Check every line for the word "name" and give the number of lines where it occurs, nothing else.

^^^^^^^^

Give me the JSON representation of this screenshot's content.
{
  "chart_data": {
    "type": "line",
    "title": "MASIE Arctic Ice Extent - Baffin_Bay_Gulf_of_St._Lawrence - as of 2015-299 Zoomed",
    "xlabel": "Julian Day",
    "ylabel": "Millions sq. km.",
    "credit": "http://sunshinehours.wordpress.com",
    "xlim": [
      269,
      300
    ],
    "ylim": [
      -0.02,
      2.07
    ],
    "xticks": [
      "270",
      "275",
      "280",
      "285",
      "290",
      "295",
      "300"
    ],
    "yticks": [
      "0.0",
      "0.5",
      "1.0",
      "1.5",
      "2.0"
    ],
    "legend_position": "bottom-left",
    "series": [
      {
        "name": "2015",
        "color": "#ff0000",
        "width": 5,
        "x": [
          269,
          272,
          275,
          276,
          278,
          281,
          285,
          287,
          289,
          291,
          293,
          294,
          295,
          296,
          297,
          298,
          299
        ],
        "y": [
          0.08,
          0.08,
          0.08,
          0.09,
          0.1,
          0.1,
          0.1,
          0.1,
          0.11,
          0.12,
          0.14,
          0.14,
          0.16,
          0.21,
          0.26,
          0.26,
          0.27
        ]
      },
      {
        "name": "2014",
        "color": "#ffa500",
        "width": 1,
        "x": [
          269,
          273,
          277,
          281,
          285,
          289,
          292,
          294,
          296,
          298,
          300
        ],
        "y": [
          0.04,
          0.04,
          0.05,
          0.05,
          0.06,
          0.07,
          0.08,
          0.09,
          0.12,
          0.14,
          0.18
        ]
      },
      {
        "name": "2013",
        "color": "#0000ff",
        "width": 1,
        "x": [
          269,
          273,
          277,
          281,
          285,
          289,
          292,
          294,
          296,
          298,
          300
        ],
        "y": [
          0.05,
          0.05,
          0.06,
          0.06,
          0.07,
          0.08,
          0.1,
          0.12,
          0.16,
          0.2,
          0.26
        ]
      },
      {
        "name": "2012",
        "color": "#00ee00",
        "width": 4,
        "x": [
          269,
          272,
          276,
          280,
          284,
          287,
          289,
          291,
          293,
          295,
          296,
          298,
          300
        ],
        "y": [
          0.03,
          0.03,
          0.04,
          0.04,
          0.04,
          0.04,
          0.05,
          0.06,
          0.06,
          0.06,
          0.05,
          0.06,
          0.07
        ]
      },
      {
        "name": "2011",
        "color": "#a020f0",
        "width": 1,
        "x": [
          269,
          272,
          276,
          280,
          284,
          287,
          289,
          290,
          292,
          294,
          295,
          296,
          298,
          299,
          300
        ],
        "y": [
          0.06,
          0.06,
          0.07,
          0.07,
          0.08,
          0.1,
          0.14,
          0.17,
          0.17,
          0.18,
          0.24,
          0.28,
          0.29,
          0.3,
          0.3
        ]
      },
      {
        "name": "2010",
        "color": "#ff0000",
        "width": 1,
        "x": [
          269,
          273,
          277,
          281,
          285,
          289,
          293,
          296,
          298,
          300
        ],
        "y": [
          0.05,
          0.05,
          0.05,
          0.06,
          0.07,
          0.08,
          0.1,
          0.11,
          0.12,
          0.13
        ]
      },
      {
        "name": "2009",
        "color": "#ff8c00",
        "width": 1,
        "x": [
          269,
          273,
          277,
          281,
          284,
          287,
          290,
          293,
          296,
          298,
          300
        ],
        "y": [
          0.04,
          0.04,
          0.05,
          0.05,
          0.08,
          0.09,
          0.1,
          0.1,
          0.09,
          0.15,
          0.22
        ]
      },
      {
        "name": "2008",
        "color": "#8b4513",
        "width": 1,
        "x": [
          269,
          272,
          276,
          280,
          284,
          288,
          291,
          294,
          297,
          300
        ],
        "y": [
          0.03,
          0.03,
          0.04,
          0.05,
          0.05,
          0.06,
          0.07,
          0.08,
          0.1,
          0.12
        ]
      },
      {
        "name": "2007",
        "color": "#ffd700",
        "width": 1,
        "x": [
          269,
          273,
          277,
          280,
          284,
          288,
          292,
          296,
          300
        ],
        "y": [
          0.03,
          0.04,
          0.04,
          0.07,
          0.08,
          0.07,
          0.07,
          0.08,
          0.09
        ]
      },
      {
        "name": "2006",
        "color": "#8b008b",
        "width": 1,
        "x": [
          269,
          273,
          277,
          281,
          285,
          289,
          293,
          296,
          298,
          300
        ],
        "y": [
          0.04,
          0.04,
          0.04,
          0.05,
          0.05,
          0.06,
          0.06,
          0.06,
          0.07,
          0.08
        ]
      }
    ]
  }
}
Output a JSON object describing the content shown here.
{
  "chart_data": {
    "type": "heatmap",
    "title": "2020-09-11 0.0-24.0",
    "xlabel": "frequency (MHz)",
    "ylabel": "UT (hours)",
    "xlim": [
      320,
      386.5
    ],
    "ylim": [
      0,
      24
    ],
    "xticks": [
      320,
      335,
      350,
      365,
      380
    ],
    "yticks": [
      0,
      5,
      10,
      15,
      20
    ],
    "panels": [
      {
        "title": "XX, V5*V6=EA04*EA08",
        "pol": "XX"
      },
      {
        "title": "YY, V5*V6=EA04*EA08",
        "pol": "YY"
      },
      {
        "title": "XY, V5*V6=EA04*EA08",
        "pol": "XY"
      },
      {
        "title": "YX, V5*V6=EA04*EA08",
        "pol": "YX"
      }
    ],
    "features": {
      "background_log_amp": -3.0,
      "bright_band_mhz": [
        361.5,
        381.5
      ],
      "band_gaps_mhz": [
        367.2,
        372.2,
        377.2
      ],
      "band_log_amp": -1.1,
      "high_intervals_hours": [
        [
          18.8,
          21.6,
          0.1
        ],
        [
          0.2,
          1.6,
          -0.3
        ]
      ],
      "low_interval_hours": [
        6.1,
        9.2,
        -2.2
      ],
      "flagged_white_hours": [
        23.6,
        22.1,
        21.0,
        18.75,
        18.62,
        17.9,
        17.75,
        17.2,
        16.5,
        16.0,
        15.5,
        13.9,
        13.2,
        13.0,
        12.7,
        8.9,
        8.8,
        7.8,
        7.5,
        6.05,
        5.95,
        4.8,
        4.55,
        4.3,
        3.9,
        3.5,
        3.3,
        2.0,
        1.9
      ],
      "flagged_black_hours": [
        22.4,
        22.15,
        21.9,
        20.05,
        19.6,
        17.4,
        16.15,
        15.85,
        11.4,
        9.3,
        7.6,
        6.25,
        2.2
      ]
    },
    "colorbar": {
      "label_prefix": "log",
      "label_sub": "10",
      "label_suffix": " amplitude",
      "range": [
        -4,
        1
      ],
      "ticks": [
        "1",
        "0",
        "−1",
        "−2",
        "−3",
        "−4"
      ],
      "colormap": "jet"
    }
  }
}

^^^^^^^^

> Written answer
10